[Dataset items]
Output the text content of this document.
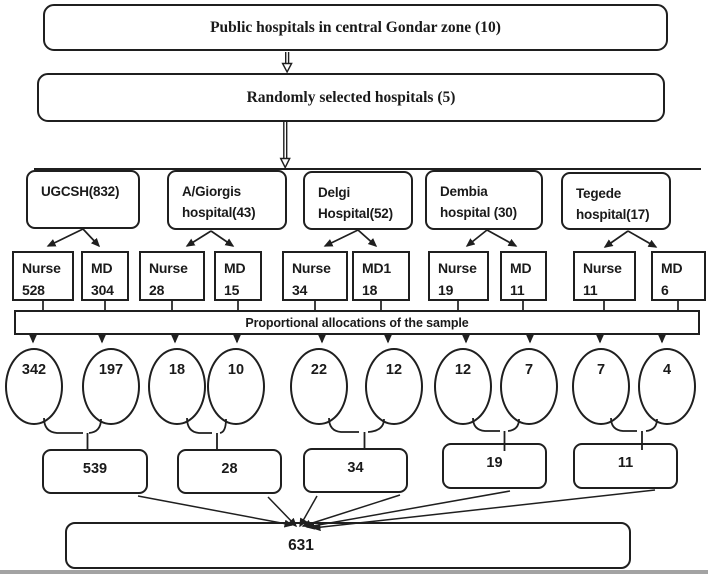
Public hospitals in central Gondar zone (10)
Randomly selected hospitals (5)
UGCSH(832)	A/Giorgis
hospital(43)
Delgi
Hospital(52)
Dembia
hospital (30)
Tegede
hospital(17)
Nurse
528
MD
304
Nurse
28
MD
15
Nurse
34
MD1
18
Nurse
19
MD
11
Nurse
11
MD
6
Proportional allocations of the sample
342	197	18	10	22	12	12	7	7	4
539	28	34	19	11
631
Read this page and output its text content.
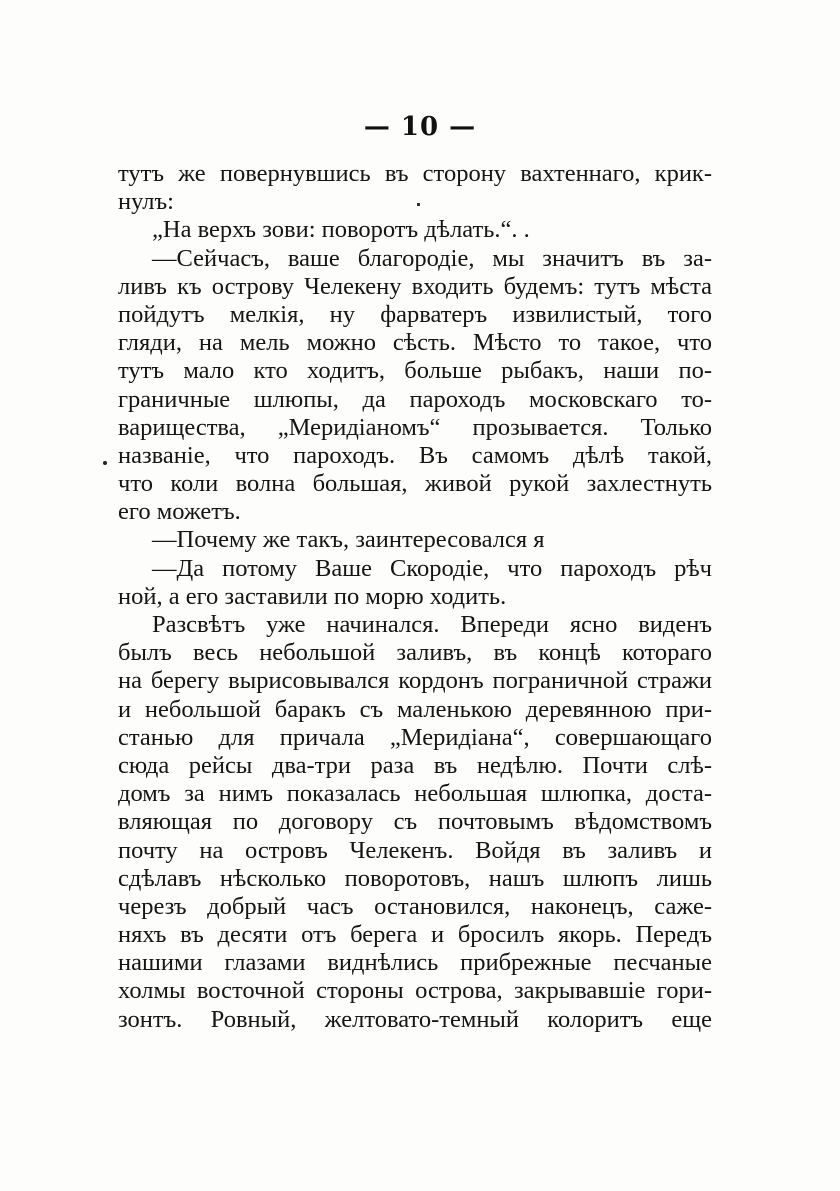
— 10 —
тутъ же повернувшись въ сторону вахтеннаго, крик-
нулъ:
„На верхъ зови: поворотъ дѣлать.“. .
—Сейчасъ, ваше благородіе, мы значитъ въ за-
ливъ къ острову Челекену входить будемъ: тутъ мѣста
пойдутъ мелкія, ну фарватеръ извилистый, того
гляди, на мель можно сѣсть. Мѣсто то такое, что
тутъ мало кто ходитъ, больше рыбакъ, наши по-
граничные шлюпы, да пароходъ московскаго то-
варищества, „Меридіаномъ“ прозывается. Только
названіе, что пароходъ. Въ самомъ дѣлѣ такой,
что коли волна большая, живой рукой захлестнуть
его можетъ.
—Почему же такъ, заинтересовался я
—Да потому Ваше Скородіе, что пароходъ рѣч
ной, а его заставили по морю ходить.
Разсвѣтъ уже начинался. Впереди ясно виденъ
былъ весь небольшой заливъ, въ концѣ котораго
на берегу вырисовывался кордонъ пограничной стражи
и небольшой баракъ съ маленькою деревянною при-
станью для причала „Меридіана“, совершающаго
сюда рейсы два-три раза въ недѣлю. Почти слѣ-
домъ за нимъ показалась небольшая шлюпка, доста-
вляющая по договору съ почтовымъ вѣдомствомъ
почту на островъ Челекенъ. Войдя въ заливъ и
сдѣлавъ нѣсколько поворотовъ, нашъ шлюпъ лишь
черезъ добрый часъ остановился, наконецъ, саже-
няхъ въ десяти отъ берега и бросилъ якорь. Передъ
нашими глазами виднѣлись прибрежные песчаные
холмы восточной стороны острова, закрывавшіе гори-
зонтъ. Ровный, желтовато-темный колоритъ еще
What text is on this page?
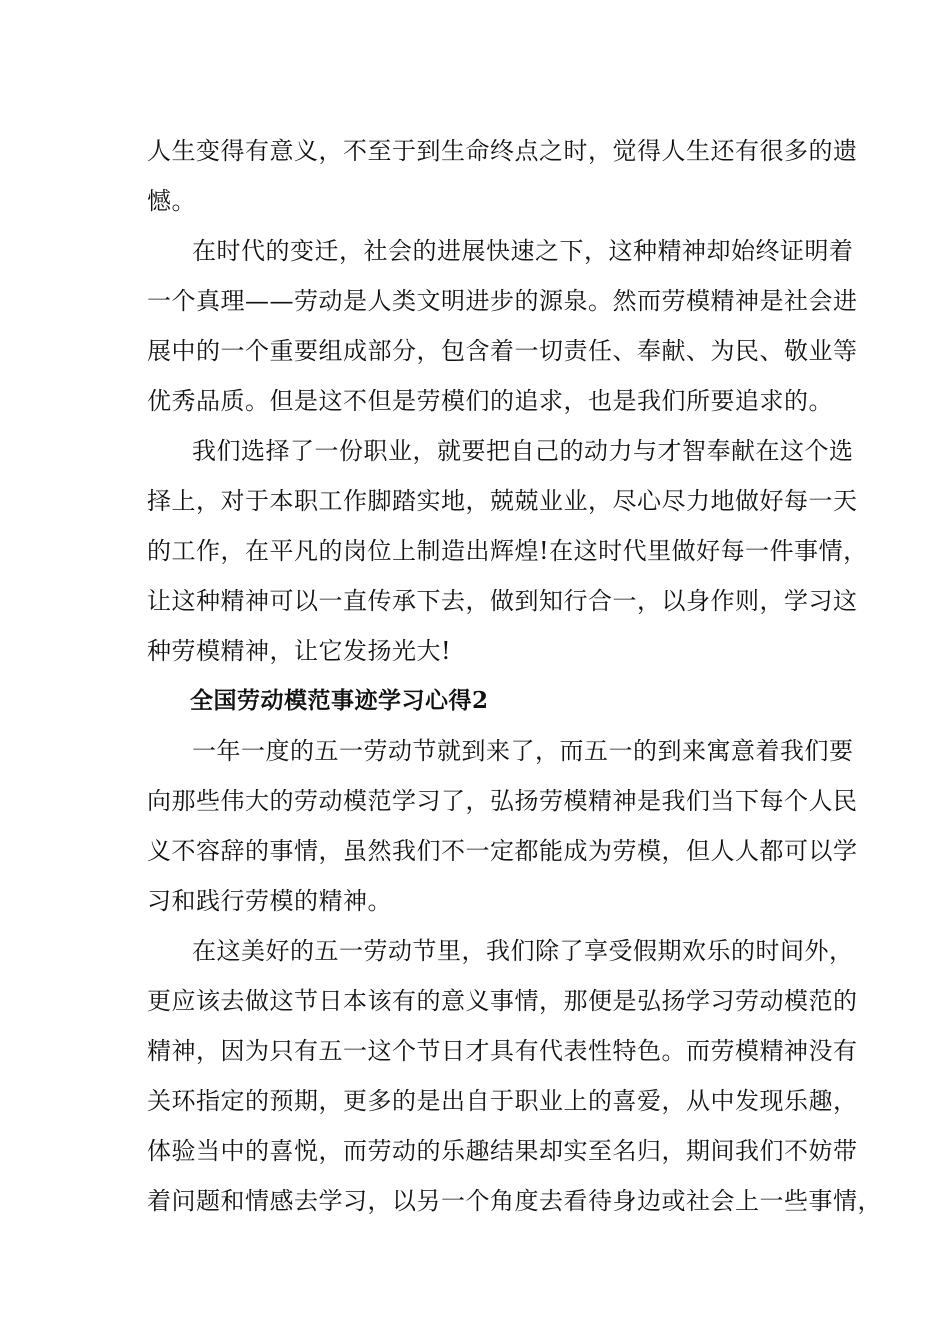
人生变得有意义，不至于到生命终点之时，觉得人生还有很多的遗
憾。

在时代的变迁，社会的进展快速之下，这种精神却始终证明着
一个真理——劳动是人类文明进步的源泉。然而劳模精神是社会进
展中的一个重要组成部分，包含着一切责任、奉献、为民、敬业等
优秀品质。但是这不但是劳模们的追求，也是我们所要追求的。

我们选择了一份职业，就要把自己的动力与才智奉献在这个选
择上，对于本职工作脚踏实地，兢兢业业，尽心尽力地做好每一天
的工作，在平凡的岗位上制造出辉煌!在这时代里做好每一件事情，
让这种精神可以一直传承下去，做到知行合一，以身作则，学习这
种劳模精神，让它发扬光大!

全国劳动模范事迹学习心得2

一年一度的五一劳动节就到来了，而五一的到来寓意着我们要
向那些伟大的劳动模范学习了，弘扬劳模精神是我们当下每个人民
义不容辞的事情，虽然我们不一定都能成为劳模，但人人都可以学
习和践行劳模的精神。

在这美好的五一劳动节里，我们除了享受假期欢乐的时间外，
更应该去做这节日本该有的意义事情，那便是弘扬学习劳动模范的
精神，因为只有五一这个节日才具有代表性特色。而劳模精神没有
关环指定的预期，更多的是出自于职业上的喜爱，从中发现乐趣，
体验当中的喜悦，而劳动的乐趣结果却实至名归，期间我们不妨带
着问题和情感去学习，以另一个角度去看待身边或社会上一些事情，
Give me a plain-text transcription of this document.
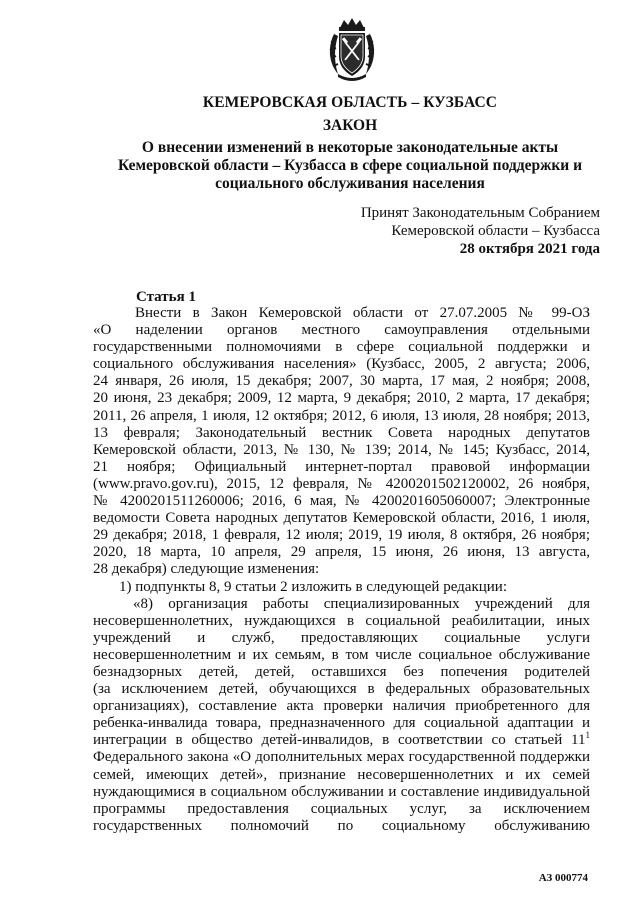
КЕМЕРОВСКАЯ ОБЛАСТЬ – КУЗБАСС
ЗАКОН
О внесении изменений в некоторые законодательные акты
Кемеровской области – Кузбасса в сфере социальной поддержки и
социального обслуживания населения
Принят Законодательным Собранием
Кемеровской области – Кузбасса
28 октября 2021 года
Статья 1
Внести в Закон Кемеровской области от 27.07.2005 № 99-ОЗ
«О наделении органов местного самоуправления отдельными
государственными полномочиями в сфере социальной поддержки и
социального обслуживания населения» (Кузбасс, 2005, 2 августа; 2006,
24 января, 26 июля, 15 декабря; 2007, 30 марта, 17 мая, 2 ноября; 2008,
20 июня, 23 декабря; 2009, 12 марта, 9 декабря; 2010, 2 марта, 17 декабря;
2011, 26 апреля, 1 июля, 12 октября; 2012, 6 июля, 13 июля, 28 ноября; 2013,
13 февраля; Законодательный вестник Совета народных депутатов
Кемеровской области, 2013, № 130, № 139; 2014, № 145; Кузбасс, 2014,
21 ноября; Официальный интернет-портал правовой информации
(www.pravo.gov.ru), 2015, 12 февраля, № 4200201502120002, 26 ноября,
№ 4200201511260006; 2016, 6 мая, № 4200201605060007; Электронные
ведомости Совета народных депутатов Кемеровской области, 2016, 1 июля,
29 декабря; 2018, 1 февраля, 12 июля; 2019, 19 июля, 8 октября, 26 ноября;
2020, 18 марта, 10 апреля, 29 апреля, 15 июня, 26 июня, 13 августа,
28 декабря) следующие изменения:
1) подпункты 8, 9 статьи 2 изложить в следующей редакции:
«8) организация работы специализированных учреждений для
несовершеннолетних, нуждающихся в социальной реабилитации, иных
учреждений и служб, предоставляющих социальные услуги
несовершеннолетним и их семьям, в том числе социальное обслуживание
безнадзорных детей, детей, оставшихся без попечения родителей
(за исключением детей, обучающихся в федеральных образовательных
организациях), составление акта проверки наличия приобретенного для
ребенка-инвалида товара, предназначенного для социальной адаптации и
интеграции в общество детей-инвалидов, в соответствии со статьей $11^1$
Федерального закона «О дополнительных мерах государственной поддержки
семей, имеющих детей», признание несовершеннолетних и их семей
нуждающимися в социальном обслуживании и составление индивидуальной
программы предоставления социальных услуг, за исключением
государственных полномочий по социальному обслуживанию
АЗ 000774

(AIM OF THE TASK): Report every line in the data above in which the word "тутъ" appears.

(FINISHED TASK):
тутъ же повернувшись въ сторону вахтеннаго, крик-
ливъ къ острову Челекену входить будемъ: тутъ мѣста
тутъ мало кто ходитъ, больше рыбакъ, наши по-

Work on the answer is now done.